▶ _WHAT THIS TASK INVOLVES_: Reproduce the passage on Tsuchimoto's Minamata films from "Upon criticism for" up to and including "and Their World.", swapping each "documentary" for "film".
╭─ SOURCE PASSAGE
Upon criticism for not including any details on the medical aspects of the Minamata disease, Tsuchimoto, who had intended for Minamata: The Victims and Their World to be his only documentary on the disease, continued his documentary series with the films Minamata Disease: A Trilogy and The Shiranui Sea. New opportunities simultaneously arose: after the court ruling on the Minamata case in 1973, Tsuchimoto was able to use the Medical Faculty of Kumamoto University’s film intended for academic use, which had been mostly undisclosed during the making of Minamata: The Victims and Their World.

==Reception==
Critic Nigel Andrews wrote in The Monthly Film Bulletin: "Its opening section gives an outline of the chief historical events. ... The closing sequence records the violent, climactic confrontation between the white-robed villagers and the chemical company's president at the annual shareholders' meeting. Between these sections, the main body of the film consists chiefly of Tsuchimoto's interviews with the victims or their families. ... After the steady, piecemeal documentation of the film's middle section, Tsuchimoto restores dramatic momentum with the account of the shareholders' trip to the city to challenge the chemical company's president. As the meeting grows from confusion to riot to hysteria, Tsuchimoto turns his camera suddenly on a savage one-to-one confrontation between the president, smiling weakly through his spectacles at the gathering chaos before him, and an old woman from the village who stands shrieking tearful imprecations at him from point-blank range across the conference table. It's the one and only moment of outright anger – and release – that Tsuchimoto allows us in the course of his meticulous and diligent presentation of fact."
╰─
╭─ DATASET EXTRACT
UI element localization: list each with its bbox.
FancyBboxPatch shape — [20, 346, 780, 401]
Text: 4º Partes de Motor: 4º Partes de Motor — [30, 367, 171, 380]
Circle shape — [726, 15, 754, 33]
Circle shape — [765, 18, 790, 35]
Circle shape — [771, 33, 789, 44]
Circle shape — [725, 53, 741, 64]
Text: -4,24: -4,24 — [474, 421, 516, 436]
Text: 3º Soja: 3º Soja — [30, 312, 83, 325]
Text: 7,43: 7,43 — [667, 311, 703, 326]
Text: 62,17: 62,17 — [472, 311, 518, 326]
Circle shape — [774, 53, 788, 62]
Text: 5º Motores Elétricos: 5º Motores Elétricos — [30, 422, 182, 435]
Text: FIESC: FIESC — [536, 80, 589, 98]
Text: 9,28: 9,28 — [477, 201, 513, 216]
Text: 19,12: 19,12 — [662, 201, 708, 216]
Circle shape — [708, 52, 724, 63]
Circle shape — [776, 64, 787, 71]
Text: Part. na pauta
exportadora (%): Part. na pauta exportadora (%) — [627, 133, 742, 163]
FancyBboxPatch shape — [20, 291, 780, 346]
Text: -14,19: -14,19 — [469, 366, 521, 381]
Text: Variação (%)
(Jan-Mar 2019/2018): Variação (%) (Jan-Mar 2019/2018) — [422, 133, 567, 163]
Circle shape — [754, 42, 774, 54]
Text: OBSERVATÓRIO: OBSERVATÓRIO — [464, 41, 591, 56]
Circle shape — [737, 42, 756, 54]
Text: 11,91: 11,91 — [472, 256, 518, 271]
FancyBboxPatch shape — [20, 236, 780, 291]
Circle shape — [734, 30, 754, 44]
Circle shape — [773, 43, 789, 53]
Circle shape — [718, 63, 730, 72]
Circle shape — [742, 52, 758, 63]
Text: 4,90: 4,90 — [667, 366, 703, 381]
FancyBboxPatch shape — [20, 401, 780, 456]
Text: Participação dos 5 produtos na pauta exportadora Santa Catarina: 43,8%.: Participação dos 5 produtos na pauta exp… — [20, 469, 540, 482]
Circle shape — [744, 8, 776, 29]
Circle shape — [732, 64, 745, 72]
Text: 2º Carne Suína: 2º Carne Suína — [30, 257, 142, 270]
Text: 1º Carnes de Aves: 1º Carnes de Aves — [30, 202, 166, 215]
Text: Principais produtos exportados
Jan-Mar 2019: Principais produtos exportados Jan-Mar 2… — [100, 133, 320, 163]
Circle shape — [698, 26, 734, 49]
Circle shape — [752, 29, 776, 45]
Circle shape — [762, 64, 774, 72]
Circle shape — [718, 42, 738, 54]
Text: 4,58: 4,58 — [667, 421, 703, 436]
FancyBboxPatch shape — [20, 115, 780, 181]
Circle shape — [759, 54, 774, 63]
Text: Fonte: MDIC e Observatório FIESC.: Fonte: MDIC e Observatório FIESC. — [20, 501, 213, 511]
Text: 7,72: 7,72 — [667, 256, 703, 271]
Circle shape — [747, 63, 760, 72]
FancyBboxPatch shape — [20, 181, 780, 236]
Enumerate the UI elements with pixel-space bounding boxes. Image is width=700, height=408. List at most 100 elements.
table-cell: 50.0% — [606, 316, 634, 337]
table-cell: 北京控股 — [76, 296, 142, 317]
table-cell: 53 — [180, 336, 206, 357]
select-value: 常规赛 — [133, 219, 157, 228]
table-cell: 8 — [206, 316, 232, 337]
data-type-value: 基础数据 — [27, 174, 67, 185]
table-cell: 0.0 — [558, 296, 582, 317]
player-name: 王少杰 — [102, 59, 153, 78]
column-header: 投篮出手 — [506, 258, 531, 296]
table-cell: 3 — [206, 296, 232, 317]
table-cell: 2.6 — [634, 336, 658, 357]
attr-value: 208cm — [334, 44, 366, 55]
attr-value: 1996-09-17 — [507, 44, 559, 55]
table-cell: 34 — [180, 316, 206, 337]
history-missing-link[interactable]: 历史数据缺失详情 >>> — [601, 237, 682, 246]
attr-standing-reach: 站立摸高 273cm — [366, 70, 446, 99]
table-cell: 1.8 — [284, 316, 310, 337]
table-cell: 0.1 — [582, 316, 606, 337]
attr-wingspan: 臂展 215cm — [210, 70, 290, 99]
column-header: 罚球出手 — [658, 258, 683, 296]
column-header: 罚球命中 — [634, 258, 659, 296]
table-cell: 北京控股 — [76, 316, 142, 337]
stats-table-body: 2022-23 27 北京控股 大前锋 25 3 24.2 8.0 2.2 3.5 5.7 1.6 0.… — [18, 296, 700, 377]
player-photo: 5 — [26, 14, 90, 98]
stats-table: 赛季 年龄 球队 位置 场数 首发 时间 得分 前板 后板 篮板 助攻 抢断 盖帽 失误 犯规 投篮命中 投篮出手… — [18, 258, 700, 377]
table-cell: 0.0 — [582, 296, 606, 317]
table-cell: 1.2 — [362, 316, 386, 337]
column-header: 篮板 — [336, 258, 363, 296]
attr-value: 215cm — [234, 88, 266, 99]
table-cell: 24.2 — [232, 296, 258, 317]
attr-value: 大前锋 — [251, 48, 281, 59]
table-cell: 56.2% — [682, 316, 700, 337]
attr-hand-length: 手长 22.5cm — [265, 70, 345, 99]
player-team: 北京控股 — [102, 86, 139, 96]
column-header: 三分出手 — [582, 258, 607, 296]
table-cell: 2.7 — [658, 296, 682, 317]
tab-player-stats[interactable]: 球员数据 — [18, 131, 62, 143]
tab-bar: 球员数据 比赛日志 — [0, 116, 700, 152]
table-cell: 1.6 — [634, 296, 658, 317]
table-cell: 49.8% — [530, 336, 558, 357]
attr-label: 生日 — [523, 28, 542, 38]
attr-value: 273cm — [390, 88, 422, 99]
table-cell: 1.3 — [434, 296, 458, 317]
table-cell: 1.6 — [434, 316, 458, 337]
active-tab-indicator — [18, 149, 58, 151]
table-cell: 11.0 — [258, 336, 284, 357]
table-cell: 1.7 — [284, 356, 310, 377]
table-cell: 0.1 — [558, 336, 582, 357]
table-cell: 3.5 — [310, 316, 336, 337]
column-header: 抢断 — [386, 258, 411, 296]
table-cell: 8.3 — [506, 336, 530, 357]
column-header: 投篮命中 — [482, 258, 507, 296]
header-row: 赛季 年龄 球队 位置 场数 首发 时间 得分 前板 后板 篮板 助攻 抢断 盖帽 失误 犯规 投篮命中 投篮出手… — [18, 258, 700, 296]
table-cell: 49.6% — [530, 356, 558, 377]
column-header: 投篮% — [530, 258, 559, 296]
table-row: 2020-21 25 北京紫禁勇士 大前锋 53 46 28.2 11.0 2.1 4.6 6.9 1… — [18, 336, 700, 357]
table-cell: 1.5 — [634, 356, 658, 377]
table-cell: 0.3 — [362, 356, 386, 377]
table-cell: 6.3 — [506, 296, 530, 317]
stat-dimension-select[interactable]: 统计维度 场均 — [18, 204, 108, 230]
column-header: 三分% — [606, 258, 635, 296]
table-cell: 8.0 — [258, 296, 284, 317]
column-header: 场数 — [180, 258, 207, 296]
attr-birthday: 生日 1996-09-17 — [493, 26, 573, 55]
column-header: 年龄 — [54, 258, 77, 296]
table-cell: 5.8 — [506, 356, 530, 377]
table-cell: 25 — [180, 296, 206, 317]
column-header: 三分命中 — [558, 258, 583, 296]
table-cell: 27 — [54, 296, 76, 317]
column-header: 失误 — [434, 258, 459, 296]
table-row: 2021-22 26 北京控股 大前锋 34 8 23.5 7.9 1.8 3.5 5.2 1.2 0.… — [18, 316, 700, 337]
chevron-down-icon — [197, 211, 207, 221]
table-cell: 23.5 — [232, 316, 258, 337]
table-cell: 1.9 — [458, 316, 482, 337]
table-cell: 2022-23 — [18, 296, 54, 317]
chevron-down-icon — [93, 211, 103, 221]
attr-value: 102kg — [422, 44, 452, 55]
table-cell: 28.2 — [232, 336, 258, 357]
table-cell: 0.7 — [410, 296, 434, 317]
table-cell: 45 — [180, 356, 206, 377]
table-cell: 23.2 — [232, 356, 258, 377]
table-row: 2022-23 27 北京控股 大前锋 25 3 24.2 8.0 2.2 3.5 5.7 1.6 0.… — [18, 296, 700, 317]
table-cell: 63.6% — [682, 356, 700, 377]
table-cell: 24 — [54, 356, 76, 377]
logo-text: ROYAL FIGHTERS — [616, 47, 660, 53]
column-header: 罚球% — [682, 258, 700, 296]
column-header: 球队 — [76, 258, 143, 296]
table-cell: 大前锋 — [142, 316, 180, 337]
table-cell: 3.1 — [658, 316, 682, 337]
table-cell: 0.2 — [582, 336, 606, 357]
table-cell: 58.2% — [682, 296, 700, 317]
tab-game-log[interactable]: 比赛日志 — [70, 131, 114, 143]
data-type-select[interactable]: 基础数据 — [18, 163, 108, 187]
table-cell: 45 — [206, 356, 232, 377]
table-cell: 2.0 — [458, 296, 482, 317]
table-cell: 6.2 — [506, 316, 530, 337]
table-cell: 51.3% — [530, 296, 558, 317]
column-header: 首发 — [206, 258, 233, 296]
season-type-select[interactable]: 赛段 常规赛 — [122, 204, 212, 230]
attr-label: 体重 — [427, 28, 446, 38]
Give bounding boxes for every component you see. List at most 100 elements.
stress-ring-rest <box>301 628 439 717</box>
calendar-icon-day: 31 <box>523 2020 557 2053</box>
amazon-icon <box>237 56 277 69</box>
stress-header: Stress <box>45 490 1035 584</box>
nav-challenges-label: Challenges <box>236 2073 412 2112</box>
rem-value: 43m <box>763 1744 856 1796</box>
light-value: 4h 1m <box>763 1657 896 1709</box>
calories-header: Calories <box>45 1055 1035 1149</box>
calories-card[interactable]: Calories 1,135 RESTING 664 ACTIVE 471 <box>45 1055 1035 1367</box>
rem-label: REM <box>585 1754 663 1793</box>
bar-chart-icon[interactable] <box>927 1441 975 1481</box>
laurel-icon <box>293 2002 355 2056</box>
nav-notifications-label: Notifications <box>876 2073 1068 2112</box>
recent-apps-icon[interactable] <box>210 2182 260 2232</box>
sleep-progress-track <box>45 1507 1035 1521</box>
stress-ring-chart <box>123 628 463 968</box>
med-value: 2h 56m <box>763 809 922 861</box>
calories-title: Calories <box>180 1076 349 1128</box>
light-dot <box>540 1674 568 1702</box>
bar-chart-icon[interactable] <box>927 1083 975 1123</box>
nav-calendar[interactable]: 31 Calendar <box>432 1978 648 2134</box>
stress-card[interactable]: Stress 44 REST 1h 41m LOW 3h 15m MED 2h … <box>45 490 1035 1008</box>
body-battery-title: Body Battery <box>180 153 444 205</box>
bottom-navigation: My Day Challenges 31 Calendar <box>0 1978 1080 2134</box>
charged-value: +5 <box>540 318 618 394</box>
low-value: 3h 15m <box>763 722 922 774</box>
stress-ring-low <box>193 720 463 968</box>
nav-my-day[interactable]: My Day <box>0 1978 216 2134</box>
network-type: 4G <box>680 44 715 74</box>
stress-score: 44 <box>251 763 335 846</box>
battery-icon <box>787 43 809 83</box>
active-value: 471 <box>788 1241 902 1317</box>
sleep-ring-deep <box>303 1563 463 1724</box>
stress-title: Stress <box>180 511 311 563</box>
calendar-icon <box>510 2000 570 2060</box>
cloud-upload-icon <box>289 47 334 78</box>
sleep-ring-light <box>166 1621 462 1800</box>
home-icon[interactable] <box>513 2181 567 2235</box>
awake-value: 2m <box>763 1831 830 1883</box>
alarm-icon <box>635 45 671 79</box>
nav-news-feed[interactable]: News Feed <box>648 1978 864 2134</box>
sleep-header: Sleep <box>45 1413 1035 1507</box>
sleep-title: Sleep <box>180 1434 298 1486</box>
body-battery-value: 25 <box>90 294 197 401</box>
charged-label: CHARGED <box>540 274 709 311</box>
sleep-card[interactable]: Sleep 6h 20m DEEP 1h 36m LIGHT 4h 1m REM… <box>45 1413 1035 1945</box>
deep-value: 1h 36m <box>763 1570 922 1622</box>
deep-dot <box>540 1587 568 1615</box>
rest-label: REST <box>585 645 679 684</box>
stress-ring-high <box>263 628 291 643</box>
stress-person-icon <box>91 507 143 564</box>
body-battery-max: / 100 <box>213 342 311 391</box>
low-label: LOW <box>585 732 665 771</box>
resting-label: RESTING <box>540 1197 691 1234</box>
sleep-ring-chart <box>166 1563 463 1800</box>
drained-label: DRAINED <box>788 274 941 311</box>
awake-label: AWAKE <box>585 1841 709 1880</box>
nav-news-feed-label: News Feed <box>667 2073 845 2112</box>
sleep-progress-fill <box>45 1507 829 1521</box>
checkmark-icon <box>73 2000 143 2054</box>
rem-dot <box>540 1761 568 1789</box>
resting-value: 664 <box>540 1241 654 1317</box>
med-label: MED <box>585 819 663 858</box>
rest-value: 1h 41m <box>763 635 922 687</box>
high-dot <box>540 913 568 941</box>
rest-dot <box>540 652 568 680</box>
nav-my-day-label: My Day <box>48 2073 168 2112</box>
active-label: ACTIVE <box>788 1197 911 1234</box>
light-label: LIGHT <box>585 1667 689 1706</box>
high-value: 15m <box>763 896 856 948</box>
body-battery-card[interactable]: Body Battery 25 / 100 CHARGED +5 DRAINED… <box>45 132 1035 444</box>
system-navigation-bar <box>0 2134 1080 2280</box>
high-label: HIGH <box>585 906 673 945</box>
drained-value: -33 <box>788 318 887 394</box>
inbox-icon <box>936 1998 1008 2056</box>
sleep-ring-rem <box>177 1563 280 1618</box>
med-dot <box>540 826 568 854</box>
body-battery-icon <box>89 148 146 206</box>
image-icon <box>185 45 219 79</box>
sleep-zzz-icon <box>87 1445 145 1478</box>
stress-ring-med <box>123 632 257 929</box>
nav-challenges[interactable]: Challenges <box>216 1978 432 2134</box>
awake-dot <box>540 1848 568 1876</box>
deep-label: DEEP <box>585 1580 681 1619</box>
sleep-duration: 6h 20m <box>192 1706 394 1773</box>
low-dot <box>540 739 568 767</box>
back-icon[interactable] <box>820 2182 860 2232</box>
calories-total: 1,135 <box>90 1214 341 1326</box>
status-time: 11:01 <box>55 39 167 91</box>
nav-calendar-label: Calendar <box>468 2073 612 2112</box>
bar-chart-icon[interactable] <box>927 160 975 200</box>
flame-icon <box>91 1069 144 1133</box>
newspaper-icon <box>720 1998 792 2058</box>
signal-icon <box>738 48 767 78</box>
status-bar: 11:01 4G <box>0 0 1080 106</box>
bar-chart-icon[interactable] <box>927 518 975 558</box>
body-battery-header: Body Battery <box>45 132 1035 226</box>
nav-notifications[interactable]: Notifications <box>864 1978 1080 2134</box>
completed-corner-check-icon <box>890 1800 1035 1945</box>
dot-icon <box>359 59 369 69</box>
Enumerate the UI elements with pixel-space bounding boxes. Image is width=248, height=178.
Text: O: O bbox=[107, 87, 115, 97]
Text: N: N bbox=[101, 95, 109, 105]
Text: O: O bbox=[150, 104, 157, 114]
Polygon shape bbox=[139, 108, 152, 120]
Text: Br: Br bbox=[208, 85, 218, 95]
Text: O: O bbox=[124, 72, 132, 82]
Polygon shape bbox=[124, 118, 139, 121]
╰─
▶ _REPLY TO THE TASK_:
Upon criticism for not including any details on the medical aspects of the Minamata disease, Tsuchimoto, who had intended for Minamata: The Victims and Their World to be his only film on the disease, continued his film series with the films Minamata Disease: A Trilogy and The Shiranui Sea. New opportunities simultaneously arose: after the court ruling on the Minamata case in 1973, Tsuchimoto was able to use the Medical Faculty of Kumamoto University’s film intended for academic use, which had been mostly undisclosed during the making of Minamata: The Victims and Their World.